• _Records for this exercise_:
- - -

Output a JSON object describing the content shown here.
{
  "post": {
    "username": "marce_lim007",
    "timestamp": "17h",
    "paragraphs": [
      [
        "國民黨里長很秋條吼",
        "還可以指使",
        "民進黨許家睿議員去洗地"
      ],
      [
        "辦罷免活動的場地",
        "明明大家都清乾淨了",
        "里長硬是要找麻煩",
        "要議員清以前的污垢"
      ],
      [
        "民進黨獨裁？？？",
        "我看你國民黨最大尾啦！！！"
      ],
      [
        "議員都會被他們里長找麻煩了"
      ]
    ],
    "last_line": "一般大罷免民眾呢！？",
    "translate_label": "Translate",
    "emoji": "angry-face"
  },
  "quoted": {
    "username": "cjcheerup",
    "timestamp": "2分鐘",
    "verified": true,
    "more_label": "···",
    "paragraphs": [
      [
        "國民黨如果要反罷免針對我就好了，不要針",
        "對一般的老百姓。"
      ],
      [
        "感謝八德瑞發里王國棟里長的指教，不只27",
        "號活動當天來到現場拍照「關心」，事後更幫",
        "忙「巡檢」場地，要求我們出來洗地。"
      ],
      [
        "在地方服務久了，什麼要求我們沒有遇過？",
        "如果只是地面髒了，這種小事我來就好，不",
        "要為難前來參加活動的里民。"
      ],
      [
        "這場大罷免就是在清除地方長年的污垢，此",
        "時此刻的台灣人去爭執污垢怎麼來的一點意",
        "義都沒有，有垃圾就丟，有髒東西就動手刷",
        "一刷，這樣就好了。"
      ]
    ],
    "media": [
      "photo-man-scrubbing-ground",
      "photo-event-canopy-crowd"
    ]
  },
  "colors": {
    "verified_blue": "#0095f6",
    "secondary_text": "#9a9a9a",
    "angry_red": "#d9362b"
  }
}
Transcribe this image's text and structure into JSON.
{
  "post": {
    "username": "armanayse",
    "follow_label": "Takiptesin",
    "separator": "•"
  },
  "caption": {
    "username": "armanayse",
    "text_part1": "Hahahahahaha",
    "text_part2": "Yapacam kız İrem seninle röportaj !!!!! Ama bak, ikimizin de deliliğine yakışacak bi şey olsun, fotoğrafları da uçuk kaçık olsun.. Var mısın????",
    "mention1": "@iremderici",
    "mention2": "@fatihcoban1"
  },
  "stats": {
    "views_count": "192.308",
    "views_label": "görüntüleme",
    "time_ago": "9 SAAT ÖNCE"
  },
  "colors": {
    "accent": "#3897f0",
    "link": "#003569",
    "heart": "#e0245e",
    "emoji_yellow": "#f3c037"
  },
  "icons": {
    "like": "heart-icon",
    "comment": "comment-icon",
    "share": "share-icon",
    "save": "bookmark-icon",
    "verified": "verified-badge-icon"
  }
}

- - -

• _Exercise task_: Read through the entries and copy each line in which "username" appears.

• _Response to the task_:
    "username": "marce_lim007",
    "username": "cjcheerup",
    "username": "armanayse",
    "username": "armanayse",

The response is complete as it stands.